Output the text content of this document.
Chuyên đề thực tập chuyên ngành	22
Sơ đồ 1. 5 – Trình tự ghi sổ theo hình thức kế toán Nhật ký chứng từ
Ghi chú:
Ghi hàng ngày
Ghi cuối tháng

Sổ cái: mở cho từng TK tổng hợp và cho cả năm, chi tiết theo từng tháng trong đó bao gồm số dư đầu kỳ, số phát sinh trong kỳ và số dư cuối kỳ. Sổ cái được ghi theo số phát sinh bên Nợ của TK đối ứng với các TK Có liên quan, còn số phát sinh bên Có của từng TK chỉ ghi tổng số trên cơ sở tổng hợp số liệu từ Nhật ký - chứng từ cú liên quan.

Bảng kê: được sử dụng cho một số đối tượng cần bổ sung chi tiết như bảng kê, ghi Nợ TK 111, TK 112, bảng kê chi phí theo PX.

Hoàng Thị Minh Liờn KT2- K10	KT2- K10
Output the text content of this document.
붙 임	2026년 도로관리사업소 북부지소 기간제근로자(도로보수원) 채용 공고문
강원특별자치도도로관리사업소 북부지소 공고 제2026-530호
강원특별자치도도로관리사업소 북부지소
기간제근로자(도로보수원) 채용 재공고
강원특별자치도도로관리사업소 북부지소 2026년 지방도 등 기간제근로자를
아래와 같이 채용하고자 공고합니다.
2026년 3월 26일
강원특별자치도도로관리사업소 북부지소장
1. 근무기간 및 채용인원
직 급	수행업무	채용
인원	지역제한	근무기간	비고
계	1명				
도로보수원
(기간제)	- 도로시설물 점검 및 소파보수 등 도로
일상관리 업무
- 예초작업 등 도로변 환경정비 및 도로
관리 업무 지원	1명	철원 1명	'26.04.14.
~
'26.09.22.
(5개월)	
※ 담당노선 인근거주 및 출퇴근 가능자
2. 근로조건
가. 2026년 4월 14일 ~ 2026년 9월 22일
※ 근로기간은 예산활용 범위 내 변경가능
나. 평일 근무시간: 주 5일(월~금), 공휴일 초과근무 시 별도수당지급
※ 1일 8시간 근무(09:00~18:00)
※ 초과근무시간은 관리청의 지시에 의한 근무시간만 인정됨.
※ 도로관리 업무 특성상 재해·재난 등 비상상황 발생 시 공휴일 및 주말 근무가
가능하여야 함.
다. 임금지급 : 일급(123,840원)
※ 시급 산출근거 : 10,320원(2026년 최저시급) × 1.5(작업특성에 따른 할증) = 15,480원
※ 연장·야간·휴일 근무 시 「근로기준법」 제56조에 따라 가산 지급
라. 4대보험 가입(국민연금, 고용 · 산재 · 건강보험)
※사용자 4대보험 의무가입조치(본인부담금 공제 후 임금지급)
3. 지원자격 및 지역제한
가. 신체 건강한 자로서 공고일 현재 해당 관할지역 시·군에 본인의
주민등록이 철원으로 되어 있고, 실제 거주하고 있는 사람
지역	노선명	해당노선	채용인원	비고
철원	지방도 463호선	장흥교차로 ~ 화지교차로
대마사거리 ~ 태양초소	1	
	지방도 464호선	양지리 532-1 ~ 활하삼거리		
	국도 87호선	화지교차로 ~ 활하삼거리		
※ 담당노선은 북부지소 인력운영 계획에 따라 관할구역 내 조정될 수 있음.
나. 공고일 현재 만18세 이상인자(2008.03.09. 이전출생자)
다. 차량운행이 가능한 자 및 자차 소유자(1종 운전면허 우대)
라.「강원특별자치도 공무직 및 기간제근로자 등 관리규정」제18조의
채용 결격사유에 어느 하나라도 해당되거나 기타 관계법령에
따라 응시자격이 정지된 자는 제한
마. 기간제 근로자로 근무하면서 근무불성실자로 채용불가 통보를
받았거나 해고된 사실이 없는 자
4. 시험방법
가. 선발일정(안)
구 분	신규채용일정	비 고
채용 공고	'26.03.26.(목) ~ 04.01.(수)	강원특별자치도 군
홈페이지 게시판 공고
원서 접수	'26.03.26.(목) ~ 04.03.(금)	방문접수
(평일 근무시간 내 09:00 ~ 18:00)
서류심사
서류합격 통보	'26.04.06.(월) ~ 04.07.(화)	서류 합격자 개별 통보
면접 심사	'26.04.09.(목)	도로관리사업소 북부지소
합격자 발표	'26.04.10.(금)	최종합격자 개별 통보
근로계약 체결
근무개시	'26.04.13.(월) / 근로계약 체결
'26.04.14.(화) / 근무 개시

________________________

**TASK GOAL**
Pull out all lines in the data above that include "임금지급".

**RESPONSE TO THIS TASK**
다. 임금지급 : 일급(123,840원)
※사용자 4대보험 의무가입조치(본인부담금 공제 후 임금지급)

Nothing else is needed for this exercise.